## Stated problem 1
Please format the records as a JSON list of strings, one string per line, starting with the first line of the records and going on through the line containing "806, 258, 825]". Leave out blank lines.
** START OF Extract **
# sparta-experiments dockerization

This repository is a dockerization of the [ucsc-anonymity/sparta-experiments](https://github.com/ucsc-anonymity/sparta-experiments) repository.  This dockerization can be used to reproduce the Sparta-SB datapoints in Figures 7 and 8 of the TEEMS paper:

Sajin Sasy, Aaron Johnson, and Ian Goldberg.  [TEEMS: A Trusted Execution
Environment based Metadata-protected Messaging
System](https://cs.uwaterloo.ca/~iang/pubs/teems-popets25.pdf).
Proceedings on Privacy Enhancing Technologies, Vol. 2025, No. 4, July
2025.

This dockerization by Ian Goldberg, iang@uwaterloo.ca.

## Hardware requirements

You will need a server with an Intel Xeon CPU that supports SGX2, and
SGX2 must be enabled in the BIOS.  To fully reproduce the graphs in the
paper, you will need 72 CPU cores (not hyperthreads), but if you have
fewer, your experiments will just run more slowly (Figure 7) or only
partially (Figure 8).  We used a machine with two 40-core Intel Xeon 8380
CPUs running at 2.3 GHz to generate the figures, if you aim to compare
your results to ours.
** END OF Extract **
** START OF Entries **
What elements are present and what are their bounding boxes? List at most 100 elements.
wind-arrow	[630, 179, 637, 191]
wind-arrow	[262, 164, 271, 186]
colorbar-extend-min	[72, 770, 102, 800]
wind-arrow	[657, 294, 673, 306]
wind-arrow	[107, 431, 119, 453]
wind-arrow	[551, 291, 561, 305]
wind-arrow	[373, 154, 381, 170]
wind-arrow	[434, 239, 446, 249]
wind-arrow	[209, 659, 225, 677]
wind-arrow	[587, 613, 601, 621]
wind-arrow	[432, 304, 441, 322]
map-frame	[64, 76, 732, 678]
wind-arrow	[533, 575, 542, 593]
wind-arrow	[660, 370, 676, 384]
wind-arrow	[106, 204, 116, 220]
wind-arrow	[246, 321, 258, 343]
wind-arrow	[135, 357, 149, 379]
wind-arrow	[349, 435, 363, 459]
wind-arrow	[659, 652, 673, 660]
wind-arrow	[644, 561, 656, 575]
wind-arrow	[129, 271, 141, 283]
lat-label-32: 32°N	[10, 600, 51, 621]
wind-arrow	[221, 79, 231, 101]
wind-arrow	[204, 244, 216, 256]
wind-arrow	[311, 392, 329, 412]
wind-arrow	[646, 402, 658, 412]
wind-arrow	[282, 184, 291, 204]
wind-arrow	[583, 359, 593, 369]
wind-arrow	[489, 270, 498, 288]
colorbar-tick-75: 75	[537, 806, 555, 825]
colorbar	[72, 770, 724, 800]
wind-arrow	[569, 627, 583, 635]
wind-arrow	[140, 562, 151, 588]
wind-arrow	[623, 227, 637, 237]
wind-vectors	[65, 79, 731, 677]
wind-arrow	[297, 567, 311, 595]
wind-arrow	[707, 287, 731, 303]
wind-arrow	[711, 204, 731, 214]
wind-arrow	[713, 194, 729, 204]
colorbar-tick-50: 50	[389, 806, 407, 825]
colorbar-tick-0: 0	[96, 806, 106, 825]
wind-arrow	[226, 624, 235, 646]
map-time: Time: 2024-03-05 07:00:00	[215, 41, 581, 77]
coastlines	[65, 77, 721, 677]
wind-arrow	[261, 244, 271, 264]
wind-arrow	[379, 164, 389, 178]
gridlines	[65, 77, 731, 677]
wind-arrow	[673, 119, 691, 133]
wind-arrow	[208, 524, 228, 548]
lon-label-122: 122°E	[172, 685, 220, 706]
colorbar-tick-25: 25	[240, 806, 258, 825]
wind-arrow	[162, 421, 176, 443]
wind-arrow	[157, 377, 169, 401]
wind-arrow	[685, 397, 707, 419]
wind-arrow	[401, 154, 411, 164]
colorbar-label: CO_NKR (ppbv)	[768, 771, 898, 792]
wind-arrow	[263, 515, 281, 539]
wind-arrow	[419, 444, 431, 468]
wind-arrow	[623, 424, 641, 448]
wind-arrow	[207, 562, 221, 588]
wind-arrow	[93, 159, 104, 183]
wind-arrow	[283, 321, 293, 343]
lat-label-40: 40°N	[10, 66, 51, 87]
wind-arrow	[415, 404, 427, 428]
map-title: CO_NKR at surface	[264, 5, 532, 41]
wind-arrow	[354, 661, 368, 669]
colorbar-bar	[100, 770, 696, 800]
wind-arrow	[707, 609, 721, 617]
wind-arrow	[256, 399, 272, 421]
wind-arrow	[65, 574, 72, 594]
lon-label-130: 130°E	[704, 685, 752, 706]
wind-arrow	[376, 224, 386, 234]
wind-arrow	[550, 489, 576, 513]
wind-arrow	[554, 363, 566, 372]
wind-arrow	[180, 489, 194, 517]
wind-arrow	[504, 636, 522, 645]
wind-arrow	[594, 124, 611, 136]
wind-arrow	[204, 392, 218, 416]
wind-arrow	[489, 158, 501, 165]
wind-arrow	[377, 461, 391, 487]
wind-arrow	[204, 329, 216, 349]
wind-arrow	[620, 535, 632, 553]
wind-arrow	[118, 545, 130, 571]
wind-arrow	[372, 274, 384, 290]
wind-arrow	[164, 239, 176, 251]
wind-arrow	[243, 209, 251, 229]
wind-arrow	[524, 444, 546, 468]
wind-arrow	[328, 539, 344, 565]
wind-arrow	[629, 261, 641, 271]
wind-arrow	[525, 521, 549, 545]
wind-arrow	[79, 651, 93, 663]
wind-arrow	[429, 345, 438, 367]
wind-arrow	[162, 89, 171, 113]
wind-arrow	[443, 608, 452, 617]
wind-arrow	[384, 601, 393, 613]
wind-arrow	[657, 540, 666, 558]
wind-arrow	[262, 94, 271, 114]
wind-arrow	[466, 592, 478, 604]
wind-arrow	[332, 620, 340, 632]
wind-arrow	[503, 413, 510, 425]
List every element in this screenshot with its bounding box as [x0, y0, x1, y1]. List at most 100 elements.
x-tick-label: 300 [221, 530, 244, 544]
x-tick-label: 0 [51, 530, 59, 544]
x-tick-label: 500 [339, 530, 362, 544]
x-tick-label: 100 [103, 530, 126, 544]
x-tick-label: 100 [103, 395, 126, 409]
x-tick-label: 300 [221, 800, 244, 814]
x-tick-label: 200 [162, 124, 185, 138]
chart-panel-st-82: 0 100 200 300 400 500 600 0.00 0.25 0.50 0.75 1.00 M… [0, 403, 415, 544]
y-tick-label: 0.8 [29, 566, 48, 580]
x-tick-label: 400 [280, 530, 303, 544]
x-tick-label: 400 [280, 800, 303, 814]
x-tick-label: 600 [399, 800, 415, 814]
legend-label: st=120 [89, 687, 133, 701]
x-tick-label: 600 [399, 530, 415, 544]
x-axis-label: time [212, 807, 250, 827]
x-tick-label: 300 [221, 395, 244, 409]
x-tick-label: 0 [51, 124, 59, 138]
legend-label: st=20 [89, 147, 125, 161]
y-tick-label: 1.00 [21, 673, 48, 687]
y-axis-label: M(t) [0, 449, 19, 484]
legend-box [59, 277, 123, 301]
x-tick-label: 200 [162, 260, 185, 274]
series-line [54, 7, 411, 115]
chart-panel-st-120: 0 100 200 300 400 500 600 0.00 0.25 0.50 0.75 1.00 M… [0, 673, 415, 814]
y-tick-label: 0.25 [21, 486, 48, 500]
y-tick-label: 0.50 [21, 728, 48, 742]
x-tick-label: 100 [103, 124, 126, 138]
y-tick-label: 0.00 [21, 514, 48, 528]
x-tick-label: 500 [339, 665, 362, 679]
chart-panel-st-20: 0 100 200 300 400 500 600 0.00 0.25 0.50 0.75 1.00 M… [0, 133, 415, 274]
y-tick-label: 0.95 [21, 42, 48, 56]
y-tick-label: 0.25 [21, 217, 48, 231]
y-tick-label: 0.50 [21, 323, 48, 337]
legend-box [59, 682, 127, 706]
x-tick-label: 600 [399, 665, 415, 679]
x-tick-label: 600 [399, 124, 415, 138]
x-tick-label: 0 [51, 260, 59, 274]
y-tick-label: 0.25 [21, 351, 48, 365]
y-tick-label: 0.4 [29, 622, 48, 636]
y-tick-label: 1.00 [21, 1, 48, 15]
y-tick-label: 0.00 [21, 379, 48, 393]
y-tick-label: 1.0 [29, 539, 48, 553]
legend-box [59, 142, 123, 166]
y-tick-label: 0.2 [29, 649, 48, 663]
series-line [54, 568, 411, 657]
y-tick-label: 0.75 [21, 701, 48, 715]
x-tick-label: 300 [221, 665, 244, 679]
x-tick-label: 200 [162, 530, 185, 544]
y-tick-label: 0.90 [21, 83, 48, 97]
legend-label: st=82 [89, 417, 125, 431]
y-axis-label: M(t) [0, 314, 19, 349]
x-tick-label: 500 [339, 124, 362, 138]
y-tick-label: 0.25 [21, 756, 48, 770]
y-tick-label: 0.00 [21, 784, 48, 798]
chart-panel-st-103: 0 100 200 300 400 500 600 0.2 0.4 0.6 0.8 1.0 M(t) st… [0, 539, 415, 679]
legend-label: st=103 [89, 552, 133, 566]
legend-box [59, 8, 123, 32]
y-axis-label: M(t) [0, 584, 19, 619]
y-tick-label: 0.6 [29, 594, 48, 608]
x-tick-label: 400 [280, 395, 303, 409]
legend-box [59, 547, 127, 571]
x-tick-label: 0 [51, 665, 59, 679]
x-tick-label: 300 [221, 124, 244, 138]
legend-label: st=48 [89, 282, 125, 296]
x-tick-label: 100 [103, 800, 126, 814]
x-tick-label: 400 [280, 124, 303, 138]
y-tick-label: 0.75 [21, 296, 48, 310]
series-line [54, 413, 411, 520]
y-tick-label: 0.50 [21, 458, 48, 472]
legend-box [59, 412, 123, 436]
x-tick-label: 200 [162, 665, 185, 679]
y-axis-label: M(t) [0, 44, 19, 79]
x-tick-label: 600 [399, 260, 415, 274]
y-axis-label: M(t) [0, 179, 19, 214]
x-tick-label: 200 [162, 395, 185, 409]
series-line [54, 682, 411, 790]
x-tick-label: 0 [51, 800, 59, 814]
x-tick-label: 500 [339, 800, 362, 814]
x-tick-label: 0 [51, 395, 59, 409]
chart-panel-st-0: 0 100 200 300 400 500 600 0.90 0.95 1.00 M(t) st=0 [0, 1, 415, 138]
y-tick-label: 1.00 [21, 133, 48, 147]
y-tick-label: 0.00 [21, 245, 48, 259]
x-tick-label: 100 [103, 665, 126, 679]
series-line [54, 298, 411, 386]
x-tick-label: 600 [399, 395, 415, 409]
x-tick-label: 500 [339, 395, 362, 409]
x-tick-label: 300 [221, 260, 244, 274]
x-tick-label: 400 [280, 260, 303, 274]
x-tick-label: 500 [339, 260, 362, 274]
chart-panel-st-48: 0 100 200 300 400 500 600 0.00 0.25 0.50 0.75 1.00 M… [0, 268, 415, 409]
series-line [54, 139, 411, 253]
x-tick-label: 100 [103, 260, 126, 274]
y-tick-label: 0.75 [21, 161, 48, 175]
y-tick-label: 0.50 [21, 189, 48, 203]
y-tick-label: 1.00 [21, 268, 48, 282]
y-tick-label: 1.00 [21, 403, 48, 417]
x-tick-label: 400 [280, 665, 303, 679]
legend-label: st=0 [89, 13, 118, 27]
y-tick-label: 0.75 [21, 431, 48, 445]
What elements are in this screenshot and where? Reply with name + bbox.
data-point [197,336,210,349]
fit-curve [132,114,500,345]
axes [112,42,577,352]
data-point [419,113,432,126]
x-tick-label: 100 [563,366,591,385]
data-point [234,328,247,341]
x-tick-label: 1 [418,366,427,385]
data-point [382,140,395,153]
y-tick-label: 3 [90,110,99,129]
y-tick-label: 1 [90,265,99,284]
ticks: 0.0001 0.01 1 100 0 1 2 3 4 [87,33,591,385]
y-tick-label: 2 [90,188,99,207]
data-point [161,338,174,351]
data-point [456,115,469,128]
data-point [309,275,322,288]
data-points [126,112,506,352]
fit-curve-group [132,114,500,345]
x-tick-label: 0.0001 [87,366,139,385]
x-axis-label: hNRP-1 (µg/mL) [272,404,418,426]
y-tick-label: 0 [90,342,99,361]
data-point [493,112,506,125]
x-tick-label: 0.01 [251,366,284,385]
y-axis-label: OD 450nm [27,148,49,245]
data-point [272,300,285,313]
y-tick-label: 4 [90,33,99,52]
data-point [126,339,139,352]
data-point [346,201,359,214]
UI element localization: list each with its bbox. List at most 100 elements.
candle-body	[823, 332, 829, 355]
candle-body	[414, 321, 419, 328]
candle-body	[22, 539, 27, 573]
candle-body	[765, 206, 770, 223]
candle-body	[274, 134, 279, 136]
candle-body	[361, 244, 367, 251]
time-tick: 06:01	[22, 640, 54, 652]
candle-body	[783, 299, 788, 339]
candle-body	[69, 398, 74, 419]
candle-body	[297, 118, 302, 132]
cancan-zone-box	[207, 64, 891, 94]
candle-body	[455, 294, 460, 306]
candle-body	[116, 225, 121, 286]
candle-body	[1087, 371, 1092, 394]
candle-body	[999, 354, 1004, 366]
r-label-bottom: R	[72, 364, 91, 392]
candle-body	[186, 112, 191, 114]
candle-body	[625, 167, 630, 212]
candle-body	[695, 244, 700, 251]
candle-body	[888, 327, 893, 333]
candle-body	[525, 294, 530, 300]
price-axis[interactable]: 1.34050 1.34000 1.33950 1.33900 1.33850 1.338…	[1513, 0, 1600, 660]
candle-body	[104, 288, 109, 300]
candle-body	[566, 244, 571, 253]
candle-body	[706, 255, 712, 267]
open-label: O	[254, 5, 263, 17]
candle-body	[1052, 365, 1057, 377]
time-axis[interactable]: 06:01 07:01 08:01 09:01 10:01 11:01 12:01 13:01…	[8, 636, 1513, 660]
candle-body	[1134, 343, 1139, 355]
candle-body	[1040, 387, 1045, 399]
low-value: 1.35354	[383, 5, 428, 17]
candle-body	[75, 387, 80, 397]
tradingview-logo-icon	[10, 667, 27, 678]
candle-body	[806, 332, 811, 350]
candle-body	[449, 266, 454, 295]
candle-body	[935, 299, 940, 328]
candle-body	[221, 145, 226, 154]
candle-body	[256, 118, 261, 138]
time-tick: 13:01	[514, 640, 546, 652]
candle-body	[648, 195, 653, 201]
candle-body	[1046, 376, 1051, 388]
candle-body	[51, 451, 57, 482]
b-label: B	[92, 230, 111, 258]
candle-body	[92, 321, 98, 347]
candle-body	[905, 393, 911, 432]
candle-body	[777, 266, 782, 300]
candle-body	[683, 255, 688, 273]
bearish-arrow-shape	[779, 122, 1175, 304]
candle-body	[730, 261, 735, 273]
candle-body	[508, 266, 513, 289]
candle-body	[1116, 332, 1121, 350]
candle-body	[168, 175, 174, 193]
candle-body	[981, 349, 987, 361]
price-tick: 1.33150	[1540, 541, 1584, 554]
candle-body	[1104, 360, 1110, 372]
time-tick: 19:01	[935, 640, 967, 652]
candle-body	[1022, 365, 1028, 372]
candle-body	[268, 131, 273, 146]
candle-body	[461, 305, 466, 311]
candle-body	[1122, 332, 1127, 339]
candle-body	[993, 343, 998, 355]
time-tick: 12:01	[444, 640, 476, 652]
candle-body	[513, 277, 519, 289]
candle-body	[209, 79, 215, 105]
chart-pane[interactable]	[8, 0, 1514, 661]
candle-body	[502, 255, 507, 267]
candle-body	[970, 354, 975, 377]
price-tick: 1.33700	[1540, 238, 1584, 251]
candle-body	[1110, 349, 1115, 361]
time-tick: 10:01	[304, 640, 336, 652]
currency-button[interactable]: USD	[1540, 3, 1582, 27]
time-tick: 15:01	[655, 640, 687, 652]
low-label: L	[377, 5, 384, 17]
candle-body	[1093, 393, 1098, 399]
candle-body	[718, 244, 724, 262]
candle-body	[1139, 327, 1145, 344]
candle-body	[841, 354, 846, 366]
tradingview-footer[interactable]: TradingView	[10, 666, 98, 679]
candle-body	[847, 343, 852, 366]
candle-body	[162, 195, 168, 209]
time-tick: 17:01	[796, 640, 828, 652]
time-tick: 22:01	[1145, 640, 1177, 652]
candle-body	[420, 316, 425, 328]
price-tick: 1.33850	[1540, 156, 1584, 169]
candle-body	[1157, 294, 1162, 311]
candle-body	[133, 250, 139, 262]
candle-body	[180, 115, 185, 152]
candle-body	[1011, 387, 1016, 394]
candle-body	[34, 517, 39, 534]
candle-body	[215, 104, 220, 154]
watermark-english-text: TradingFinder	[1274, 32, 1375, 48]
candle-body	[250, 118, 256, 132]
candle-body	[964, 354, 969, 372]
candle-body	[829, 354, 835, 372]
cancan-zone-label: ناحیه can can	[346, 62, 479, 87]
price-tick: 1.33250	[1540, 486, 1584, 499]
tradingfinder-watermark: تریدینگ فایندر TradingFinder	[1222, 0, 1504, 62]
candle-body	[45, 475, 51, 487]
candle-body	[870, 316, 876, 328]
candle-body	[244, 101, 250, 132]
** END OF Entries **
## Stated problem 2
Name every author of the TEEMS paper cited in the sparta-experiments page.

## Exercise result 1
[
  "What elements are present and what are their bounding boxes? List at most 100 elements.",
  "wind-arrow\t[630, 179, 637, 191]",
  "wind-arrow\t[262, 164, 271, 186]",
  "colorbar-extend-min\t[72, 770, 102, 800]",
  "wind-arrow\t[657, 294, 673, 306]",
  "wind-arrow\t[107, 431, 119, 453]",
  "wind-arrow\t[551, 291, 561, 305]",
  "wind-arrow\t[373, 154, 381, 170]",
  "wind-arrow\t[434, 239, 446, 249]",
  "wind-arrow\t[209, 659, 225, 677]",
  "wind-arrow\t[587, 613, 601, 621]",
  "wind-arrow\t[432, 304, 441, 322]",
  "map-frame\t[64, 76, 732, 678]",
  "wind-arrow\t[533, 575, 542, 593]",
  "wind-arrow\t[660, 370, 676, 384]",
  "wind-arrow\t[106, 204, 116, 220]",
  "wind-arrow\t[246, 321, 258, 343]",
  "wind-arrow\t[135, 357, 149, 379]",
  "wind-arrow\t[349, 435, 363, 459]",
  "wind-arrow\t[659, 652, 673, 660]",
  "wind-arrow\t[644, 561, 656, 575]",
  "wind-arrow\t[129, 271, 141, 283]",
  "lat-label-32: 32°N\t[10, 600, 51, 621]",
  "wind-arrow\t[221, 79, 231, 101]",
  "wind-arrow\t[204, 244, 216, 256]",
  "wind-arrow\t[311, 392, 329, 412]",
  "wind-arrow\t[646, 402, 658, 412]",
  "wind-arrow\t[282, 184, 291, 204]",
  "wind-arrow\t[583, 359, 593, 369]",
  "wind-arrow\t[489, 270, 498, 288]",
  "colorbar-tick-75: 75\t[537, 806, 555, 825]",
  "colorbar\t[72, 770, 724, 800]",
  "wind-arrow\t[569, 627, 583, 635]",
  "wind-arrow\t[140, 562, 151, 588]",
  "wind-arrow\t[623, 227, 637, 237]",
  "wind-vectors\t[65, 79, 731, 677]",
  "wind-arrow\t[297, 567, 311, 595]",
  "wind-arrow\t[707, 287, 731, 303]",
  "wind-arrow\t[711, 204, 731, 214]",
  "wind-arrow\t[713, 194, 729, 204]",
  "colorbar-tick-50: 50\t[389, 806, 407, 825]",
  "colorbar-tick-0: 0\t[96, 806, 106, 825]",
  "wind-arrow\t[226, 624, 235, 646]",
  "map-time: Time: 2024-03-05 07:00:00\t[215, 41, 581, 77]",
  "coastlines\t[65, 77, 721, 677]",
  "wind-arrow\t[261, 244, 271, 264]",
  "wind-arrow\t[379, 164, 389, 178]",
  "gridlines\t[65, 77, 731, 677]",
  "wind-arrow\t[673, 119, 691, 133]",
  "wind-arrow\t[208, 524, 228, 548]",
  "lon-label-122: 122°E\t[172, 685, 220, 706]",
  "colorbar-tick-25: 25\t[240, 806, 258, 825]"
]

## Exercise result 2
Sajin Sasy, Aaron Johnson, Ian Goldberg